Data items
** Start **

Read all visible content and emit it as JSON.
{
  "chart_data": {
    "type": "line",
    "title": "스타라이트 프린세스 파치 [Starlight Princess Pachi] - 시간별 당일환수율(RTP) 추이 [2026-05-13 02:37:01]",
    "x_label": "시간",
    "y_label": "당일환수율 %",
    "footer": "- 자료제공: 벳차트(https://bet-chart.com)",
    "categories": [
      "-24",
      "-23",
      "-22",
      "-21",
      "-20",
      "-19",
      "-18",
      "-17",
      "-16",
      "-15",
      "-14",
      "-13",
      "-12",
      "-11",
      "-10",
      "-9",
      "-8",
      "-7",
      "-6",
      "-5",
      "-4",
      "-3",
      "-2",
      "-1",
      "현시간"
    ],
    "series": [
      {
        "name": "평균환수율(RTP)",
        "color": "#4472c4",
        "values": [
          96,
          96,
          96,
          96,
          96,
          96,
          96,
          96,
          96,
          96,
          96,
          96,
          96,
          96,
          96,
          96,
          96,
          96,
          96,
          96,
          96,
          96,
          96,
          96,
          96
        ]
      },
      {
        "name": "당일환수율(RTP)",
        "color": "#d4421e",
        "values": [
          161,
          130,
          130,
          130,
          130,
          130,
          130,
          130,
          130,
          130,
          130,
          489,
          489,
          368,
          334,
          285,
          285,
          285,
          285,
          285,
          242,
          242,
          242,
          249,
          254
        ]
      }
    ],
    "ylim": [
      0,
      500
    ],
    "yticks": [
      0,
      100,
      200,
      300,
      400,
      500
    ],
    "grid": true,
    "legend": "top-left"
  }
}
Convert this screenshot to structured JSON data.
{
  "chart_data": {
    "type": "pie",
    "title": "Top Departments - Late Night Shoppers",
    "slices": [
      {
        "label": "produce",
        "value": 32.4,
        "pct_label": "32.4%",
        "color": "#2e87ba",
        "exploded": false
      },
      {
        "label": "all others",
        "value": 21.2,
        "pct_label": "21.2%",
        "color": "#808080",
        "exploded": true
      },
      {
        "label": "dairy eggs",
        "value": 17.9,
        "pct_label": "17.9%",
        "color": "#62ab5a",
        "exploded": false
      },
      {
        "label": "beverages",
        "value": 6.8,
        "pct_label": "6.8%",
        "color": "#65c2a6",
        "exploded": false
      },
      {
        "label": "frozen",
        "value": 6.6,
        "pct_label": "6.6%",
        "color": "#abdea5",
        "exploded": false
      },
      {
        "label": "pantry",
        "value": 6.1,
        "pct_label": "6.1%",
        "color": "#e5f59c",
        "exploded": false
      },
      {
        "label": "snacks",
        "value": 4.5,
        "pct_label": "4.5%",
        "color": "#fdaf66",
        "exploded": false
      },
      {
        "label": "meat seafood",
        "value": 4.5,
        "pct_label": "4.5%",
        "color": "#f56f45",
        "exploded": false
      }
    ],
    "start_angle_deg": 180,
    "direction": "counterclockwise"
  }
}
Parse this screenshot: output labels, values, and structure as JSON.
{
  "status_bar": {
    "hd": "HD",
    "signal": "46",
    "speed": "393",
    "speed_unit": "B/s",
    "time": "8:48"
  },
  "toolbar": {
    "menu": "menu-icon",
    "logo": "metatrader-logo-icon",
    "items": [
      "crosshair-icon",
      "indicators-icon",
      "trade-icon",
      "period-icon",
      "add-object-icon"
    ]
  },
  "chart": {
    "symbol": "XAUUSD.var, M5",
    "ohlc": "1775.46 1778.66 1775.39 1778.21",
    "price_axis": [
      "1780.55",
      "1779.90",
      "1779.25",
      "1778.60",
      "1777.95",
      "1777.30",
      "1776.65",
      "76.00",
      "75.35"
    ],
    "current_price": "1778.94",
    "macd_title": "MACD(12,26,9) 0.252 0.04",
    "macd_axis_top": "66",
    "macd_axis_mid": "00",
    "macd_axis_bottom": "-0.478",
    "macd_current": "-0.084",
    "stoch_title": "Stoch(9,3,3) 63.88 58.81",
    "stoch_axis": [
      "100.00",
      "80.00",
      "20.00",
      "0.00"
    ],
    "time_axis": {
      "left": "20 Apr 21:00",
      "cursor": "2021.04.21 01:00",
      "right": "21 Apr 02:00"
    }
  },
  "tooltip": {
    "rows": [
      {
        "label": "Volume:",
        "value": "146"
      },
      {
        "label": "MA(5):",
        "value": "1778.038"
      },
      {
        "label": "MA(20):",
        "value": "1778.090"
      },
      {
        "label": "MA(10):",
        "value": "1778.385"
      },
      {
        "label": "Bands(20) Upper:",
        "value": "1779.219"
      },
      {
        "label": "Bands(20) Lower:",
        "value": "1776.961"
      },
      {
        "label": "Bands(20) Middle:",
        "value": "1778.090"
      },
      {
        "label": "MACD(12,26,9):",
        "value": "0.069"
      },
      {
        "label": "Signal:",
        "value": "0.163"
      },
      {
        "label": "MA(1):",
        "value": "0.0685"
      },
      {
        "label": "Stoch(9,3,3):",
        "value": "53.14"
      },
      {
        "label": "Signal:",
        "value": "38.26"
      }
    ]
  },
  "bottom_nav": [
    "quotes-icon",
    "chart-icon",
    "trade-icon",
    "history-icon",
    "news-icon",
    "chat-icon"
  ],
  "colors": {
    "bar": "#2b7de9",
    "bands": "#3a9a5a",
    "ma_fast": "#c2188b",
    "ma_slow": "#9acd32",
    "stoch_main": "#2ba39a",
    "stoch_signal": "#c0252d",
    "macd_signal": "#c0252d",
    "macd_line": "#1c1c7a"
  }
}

** End **

§ What is expected
Reproduce the listing shown above in its entirety, exactly.

§ Expected answer
Read all visible content and emit it as JSON.
{
  "chart_data": {
    "type": "line",
    "title": "스타라이트 프린세스 파치 [Starlight Princess Pachi] - 시간별 당일환수율(RTP) 추이 [2026-05-13 02:37:01]",
    "x_label": "시간",
    "y_label": "당일환수율 %",
    "footer": "- 자료제공: 벳차트(https://bet-chart.com)",
    "categories": [
      "-24",
      "-23",
      "-22",
      "-21",
      "-20",
      "-19",
      "-18",
      "-17",
      "-16",
      "-15",
      "-14",
      "-13",
      "-12",
      "-11",
      "-10",
      "-9",
      "-8",
      "-7",
      "-6",
      "-5",
      "-4",
      "-3",
      "-2",
      "-1",
      "현시간"
    ],
    "series": [
      {
        "name": "평균환수율(RTP)",
        "color": "#4472c4",
        "values": [
          96,
          96,
          96,
          96,
          96,
          96,
          96,
          96,
          96,
          96,
          96,
          96,
          96,
          96,
          96,
          96,
          96,
          96,
          96,
          96,
          96,
          96,
          96,
          96,
          96
        ]
      },
      {
        "name": "당일환수율(RTP)",
        "color": "#d4421e",
        "values": [
          161,
          130,
          130,
          130,
          130,
          130,
          130,
          130,
          130,
          130,
          130,
          489,
          489,
          368,
          334,
          285,
          285,
          285,
          285,
          285,
          242,
          242,
          242,
          249,
          254
        ]
      }
    ],
    "ylim": [
      0,
      500
    ],
    "yticks": [
      0,
      100,
      200,
      300,
      400,
      500
    ],
    "grid": true,
    "legend": "top-left"
  }
}
Convert this screenshot to structured JSON data.
{
  "chart_data": {
    "type": "pie",
    "title": "Top Departments - Late Night Shoppers",
    "slices": [
      {
        "label": "produce",
        "value": 32.4,
        "pct_label": "32.4%",
        "color": "#2e87ba",
        "exploded": false
      },
      {
        "label": "all others",
        "value": 21.2,
        "pct_label": "21.2%",
        "color": "#808080",
        "exploded": true
      },
      {
        "label": "dairy eggs",
        "value": 17.9,
        "pct_label": "17.9%",
        "color": "#62ab5a",
        "exploded": false
      },
      {
        "label": "beverages",
        "value": 6.8,
        "pct_label": "6.8%",
        "color": "#65c2a6",
        "exploded": false
      },
      {
        "label": "frozen",
        "value": 6.6,
        "pct_label": "6.6%",
        "color": "#abdea5",
        "exploded": false
      },
      {
        "label": "pantry",
        "value": 6.1,
        "pct_label": "6.1%",
        "color": "#e5f59c",
        "exploded": false
      },
      {
        "label": "snacks",
        "value": 4.5,
        "pct_label": "4.5%",
        "color": "#fdaf66",
        "exploded": false
      },
      {
        "label": "meat seafood",
        "value": 4.5,
        "pct_label": "4.5%",
        "color": "#f56f45",
        "exploded": false
      }
    ],
    "start_angle_deg": 180,
    "direction": "counterclockwise"
  }
}
Parse this screenshot: output labels, values, and structure as JSON.
{
  "status_bar": {
    "hd": "HD",
    "signal": "46",
    "speed": "393",
    "speed_unit": "B/s",
    "time": "8:48"
  },
  "toolbar": {
    "menu": "menu-icon",
    "logo": "metatrader-logo-icon",
    "items": [
      "crosshair-icon",
      "indicators-icon",
      "trade-icon",
      "period-icon",
      "add-object-icon"
    ]
  },
  "chart": {
    "symbol": "XAUUSD.var, M5",
    "ohlc": "1775.46 1778.66 1775.39 1778.21",
    "price_axis": [
      "1780.55",
      "1779.90",
      "1779.25",
      "1778.60",
      "1777.95",
      "1777.30",
      "1776.65",
      "76.00",
      "75.35"
    ],
    "current_price": "1778.94",
    "macd_title": "MACD(12,26,9) 0.252 0.04",
    "macd_axis_top": "66",
    "macd_axis_mid": "00",
    "macd_axis_bottom": "-0.478",
    "macd_current": "-0.084",
    "stoch_title": "Stoch(9,3,3) 63.88 58.81",
    "stoch_axis": [
      "100.00",
      "80.00",
      "20.00",
      "0.00"
    ],
    "time_axis": {
      "left": "20 Apr 21:00",
      "cursor": "2021.04.21 01:00",
      "right": "21 Apr 02:00"
    }
  },
  "tooltip": {
    "rows": [
      {
        "label": "Volume:",
        "value": "146"
      },
      {
        "label": "MA(5):",
        "value": "1778.038"
      },
      {
        "label": "MA(20):",
        "value": "1778.090"
      },
      {
        "label": "MA(10):",
        "value": "1778.385"
      },
      {
        "label": "Bands(20) Upper:",
        "value": "1779.219"
      },
      {
        "label": "Bands(20) Lower:",
        "value": "1776.961"
      },
      {
        "label": "Bands(20) Middle:",
        "value": "1778.090"
      },
      {
        "label": "MACD(12,26,9):",
        "value": "0.069"
      },
      {
        "label": "Signal:",
        "value": "0.163"
      },
      {
        "label": "MA(1):",
        "value": "0.0685"
      },
      {
        "label": "Stoch(9,3,3):",
        "value": "53.14"
      },
      {
        "label": "Signal:",
        "value": "38.26"
      }
    ]
  },
  "bottom_nav": [
    "quotes-icon",
    "chart-icon",
    "trade-icon",
    "history-icon",
    "news-icon",
    "chat-icon"
  ],
  "colors": {
    "bar": "#2b7de9",
    "bands": "#3a9a5a",
    "ma_fast": "#c2188b",
    "ma_slow": "#9acd32",
    "stoch_main": "#2ba39a",
    "stoch_signal": "#c0252d",
    "macd_signal": "#c0252d",
    "macd_line": "#1c1c7a"
  }
}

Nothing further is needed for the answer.